--- The exercise ---
Select every line below containing the word "năng".
+++ Extracted material +++
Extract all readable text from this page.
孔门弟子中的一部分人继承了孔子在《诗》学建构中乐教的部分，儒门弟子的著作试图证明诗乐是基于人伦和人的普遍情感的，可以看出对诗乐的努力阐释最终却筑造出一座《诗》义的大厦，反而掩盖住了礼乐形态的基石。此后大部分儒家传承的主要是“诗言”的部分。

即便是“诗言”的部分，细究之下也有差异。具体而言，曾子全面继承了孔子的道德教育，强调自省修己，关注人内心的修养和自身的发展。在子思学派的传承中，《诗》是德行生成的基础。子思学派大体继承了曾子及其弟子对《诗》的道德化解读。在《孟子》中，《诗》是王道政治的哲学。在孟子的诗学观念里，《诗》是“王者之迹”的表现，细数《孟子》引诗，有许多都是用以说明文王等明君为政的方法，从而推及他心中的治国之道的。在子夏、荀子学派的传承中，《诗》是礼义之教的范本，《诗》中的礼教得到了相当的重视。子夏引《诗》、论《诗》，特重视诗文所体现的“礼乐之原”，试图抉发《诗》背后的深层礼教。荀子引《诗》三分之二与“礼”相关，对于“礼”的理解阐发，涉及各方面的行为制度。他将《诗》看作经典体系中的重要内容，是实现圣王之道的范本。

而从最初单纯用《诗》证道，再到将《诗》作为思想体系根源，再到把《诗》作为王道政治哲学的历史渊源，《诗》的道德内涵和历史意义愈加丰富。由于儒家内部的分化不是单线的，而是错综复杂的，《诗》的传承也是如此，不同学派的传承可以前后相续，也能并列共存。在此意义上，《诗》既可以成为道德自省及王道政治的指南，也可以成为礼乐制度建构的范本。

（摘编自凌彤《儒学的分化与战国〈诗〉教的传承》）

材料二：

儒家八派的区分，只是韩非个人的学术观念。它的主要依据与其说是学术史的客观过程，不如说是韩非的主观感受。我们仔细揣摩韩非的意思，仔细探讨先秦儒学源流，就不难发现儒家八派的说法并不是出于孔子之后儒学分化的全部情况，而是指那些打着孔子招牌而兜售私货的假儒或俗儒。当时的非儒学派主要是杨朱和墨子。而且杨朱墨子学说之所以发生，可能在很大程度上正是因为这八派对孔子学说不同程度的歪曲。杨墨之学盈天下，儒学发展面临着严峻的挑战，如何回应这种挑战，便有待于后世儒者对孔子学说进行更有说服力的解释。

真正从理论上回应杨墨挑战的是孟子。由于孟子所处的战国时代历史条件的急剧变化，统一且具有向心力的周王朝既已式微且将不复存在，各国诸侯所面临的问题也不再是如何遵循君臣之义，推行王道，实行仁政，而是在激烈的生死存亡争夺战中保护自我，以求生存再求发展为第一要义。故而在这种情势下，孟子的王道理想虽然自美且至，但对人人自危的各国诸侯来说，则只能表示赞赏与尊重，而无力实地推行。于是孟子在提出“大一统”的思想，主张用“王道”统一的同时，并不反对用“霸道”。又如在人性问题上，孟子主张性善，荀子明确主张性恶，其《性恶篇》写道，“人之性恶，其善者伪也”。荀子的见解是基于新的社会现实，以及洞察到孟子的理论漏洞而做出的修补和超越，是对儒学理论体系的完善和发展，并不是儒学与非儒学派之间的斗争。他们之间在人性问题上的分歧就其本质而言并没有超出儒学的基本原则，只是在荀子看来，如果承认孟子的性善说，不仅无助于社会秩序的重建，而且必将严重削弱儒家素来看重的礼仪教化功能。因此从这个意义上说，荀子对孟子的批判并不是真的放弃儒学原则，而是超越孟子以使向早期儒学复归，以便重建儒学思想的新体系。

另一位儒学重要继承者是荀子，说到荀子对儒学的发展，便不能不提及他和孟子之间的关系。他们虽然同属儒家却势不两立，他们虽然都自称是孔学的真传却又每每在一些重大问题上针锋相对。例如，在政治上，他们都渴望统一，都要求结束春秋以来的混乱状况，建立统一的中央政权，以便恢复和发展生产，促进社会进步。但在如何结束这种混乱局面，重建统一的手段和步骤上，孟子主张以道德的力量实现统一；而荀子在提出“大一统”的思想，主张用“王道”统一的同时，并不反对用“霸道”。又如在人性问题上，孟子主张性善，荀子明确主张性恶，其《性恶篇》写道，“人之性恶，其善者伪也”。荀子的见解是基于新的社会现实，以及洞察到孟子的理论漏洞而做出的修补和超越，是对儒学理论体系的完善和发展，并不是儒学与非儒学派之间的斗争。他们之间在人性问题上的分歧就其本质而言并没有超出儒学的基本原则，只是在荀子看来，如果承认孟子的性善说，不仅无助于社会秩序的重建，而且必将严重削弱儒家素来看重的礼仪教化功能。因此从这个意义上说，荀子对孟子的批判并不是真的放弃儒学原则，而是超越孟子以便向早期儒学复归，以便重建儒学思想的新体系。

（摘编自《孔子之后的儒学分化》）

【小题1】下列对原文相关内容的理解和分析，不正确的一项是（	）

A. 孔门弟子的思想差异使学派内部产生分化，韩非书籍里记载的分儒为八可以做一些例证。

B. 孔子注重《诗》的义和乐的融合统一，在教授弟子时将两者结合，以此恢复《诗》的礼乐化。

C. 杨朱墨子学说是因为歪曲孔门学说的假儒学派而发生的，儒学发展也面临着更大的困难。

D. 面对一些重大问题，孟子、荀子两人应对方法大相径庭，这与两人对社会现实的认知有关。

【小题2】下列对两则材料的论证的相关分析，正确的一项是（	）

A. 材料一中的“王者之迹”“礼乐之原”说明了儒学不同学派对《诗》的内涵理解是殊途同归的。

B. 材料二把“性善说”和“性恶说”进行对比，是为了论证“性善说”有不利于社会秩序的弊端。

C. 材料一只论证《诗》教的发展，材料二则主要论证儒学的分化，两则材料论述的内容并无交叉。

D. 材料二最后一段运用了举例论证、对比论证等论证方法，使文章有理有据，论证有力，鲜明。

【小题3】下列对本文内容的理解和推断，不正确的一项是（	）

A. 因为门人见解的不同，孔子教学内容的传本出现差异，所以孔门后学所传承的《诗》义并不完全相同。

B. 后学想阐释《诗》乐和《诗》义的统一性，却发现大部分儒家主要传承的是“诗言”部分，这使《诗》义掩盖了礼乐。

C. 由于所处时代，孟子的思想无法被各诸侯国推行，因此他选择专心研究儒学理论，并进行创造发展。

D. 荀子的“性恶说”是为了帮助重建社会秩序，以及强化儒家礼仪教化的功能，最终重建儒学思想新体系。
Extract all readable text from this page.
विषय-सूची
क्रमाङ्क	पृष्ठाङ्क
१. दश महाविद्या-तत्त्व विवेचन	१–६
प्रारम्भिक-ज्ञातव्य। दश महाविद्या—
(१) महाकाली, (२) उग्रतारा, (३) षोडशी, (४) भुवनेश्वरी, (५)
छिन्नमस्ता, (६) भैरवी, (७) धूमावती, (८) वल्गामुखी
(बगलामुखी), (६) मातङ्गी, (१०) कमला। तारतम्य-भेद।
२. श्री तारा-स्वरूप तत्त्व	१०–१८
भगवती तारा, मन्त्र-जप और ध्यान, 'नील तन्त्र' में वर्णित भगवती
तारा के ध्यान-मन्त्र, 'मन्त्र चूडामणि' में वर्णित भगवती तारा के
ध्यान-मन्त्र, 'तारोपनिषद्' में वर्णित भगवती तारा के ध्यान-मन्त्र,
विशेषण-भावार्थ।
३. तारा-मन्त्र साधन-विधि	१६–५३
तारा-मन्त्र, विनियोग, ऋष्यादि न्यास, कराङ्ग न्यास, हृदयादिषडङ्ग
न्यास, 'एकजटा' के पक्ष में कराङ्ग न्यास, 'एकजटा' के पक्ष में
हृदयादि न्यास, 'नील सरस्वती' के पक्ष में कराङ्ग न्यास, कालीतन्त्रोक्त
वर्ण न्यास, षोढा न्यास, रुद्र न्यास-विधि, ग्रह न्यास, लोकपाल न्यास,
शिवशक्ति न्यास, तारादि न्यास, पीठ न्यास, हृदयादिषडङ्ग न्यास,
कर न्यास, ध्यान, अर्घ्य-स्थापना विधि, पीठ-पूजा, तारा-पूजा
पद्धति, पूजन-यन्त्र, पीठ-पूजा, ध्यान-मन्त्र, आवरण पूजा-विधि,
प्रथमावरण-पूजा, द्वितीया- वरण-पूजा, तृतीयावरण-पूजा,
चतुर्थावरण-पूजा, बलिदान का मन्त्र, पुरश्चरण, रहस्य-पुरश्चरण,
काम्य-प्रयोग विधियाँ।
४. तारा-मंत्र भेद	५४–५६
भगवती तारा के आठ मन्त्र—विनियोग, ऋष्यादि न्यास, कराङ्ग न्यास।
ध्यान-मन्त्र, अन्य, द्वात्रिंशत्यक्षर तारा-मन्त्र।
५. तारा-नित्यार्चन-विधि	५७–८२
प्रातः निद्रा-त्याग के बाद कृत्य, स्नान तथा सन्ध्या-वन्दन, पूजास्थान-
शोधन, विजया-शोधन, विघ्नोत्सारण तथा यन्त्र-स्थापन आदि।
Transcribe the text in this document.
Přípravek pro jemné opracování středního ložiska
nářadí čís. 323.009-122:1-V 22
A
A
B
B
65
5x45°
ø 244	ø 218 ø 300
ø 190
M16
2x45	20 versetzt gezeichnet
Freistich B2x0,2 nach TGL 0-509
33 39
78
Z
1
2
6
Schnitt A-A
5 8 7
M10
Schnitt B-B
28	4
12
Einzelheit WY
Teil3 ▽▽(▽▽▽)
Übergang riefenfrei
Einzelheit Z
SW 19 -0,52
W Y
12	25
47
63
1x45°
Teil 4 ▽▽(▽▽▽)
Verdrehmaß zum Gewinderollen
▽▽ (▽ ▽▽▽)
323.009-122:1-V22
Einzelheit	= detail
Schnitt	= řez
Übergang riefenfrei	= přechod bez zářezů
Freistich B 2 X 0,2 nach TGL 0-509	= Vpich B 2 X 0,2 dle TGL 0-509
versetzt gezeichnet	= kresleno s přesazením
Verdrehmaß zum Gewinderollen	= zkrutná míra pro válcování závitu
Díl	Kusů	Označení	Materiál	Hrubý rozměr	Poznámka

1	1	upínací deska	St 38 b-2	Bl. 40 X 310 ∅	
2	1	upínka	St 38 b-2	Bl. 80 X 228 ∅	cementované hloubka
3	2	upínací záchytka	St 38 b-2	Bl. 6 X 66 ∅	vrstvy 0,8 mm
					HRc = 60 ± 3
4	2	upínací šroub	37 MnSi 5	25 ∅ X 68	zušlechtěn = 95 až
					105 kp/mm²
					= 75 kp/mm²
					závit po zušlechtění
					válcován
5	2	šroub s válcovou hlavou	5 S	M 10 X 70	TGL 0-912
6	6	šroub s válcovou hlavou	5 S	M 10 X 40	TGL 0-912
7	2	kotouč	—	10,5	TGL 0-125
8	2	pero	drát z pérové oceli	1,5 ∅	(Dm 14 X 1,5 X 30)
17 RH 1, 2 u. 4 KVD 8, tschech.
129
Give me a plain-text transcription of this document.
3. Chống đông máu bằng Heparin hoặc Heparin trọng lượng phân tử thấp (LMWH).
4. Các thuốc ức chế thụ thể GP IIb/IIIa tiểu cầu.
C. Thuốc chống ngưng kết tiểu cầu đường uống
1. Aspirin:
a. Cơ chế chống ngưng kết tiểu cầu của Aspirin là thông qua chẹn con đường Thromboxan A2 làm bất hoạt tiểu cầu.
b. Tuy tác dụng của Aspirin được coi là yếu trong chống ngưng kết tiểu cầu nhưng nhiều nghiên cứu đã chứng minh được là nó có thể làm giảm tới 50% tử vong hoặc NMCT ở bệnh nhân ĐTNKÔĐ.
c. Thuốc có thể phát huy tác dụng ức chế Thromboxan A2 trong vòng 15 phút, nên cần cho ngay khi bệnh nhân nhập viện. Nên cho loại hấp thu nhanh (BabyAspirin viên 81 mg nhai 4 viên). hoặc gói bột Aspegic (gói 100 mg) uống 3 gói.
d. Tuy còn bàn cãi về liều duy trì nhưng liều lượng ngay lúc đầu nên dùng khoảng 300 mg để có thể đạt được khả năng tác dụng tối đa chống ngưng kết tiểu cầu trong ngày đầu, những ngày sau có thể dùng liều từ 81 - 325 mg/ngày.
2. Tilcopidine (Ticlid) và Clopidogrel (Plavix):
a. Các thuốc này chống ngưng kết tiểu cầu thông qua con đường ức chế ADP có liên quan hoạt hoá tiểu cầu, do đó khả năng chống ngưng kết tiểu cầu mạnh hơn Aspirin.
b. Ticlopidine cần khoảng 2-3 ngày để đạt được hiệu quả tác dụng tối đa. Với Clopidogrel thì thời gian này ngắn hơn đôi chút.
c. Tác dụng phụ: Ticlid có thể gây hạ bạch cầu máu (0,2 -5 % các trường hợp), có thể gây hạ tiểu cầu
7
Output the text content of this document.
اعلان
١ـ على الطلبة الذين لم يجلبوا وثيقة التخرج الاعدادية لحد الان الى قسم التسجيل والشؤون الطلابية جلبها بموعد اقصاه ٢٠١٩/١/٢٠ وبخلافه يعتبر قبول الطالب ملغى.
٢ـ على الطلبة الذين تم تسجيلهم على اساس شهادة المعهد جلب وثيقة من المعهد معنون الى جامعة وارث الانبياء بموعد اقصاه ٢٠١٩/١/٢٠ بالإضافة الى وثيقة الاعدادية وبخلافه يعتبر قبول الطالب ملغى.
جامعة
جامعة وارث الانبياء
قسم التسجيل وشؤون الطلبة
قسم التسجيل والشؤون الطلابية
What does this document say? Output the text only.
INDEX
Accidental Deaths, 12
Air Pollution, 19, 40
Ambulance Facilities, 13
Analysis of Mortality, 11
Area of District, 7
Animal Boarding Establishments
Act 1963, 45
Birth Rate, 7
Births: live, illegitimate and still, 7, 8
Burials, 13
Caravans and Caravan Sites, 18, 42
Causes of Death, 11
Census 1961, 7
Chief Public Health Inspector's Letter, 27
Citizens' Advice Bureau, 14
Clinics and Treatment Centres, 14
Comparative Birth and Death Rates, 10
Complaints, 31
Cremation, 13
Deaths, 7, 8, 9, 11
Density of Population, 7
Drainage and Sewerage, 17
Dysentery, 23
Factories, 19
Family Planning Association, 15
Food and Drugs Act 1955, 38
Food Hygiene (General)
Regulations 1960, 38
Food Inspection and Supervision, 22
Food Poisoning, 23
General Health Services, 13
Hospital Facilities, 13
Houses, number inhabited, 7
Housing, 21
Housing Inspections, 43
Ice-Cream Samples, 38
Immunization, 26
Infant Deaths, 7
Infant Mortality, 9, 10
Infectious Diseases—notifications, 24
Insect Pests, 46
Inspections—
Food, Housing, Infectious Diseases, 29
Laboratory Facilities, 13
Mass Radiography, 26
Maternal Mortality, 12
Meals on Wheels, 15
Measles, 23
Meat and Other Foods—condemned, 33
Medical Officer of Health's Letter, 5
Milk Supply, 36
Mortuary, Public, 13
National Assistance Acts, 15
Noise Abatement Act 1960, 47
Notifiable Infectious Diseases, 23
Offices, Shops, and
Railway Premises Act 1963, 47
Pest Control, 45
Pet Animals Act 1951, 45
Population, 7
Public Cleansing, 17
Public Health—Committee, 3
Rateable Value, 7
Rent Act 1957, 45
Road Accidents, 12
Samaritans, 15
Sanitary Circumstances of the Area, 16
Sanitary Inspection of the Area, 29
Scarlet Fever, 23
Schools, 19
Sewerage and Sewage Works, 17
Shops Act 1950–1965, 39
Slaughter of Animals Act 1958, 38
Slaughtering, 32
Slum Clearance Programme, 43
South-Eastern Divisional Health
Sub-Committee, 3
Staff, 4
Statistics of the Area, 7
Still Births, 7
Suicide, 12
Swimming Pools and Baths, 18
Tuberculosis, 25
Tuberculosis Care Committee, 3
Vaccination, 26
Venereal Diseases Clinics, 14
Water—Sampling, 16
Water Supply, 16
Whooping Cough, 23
+++
--- The result ---
d. Tuy còn bàn cãi về liều duy trì nhưng liều lượng ngay lúc đầu nên dùng khoảng 300 mg để có thể đạt được khả năng tác dụng tối đa chống ngưng kết tiểu cầu trong ngày đầu, những ngày sau có thể dùng liều từ 81 - 325 mg/ngày.
a. Các thuốc này chống ngưng kết tiểu cầu thông qua con đường ức chế ADP có liên quan hoạt hoá tiểu cầu, do đó khả năng chống ngưng kết tiểu cầu mạnh hơn Aspirin.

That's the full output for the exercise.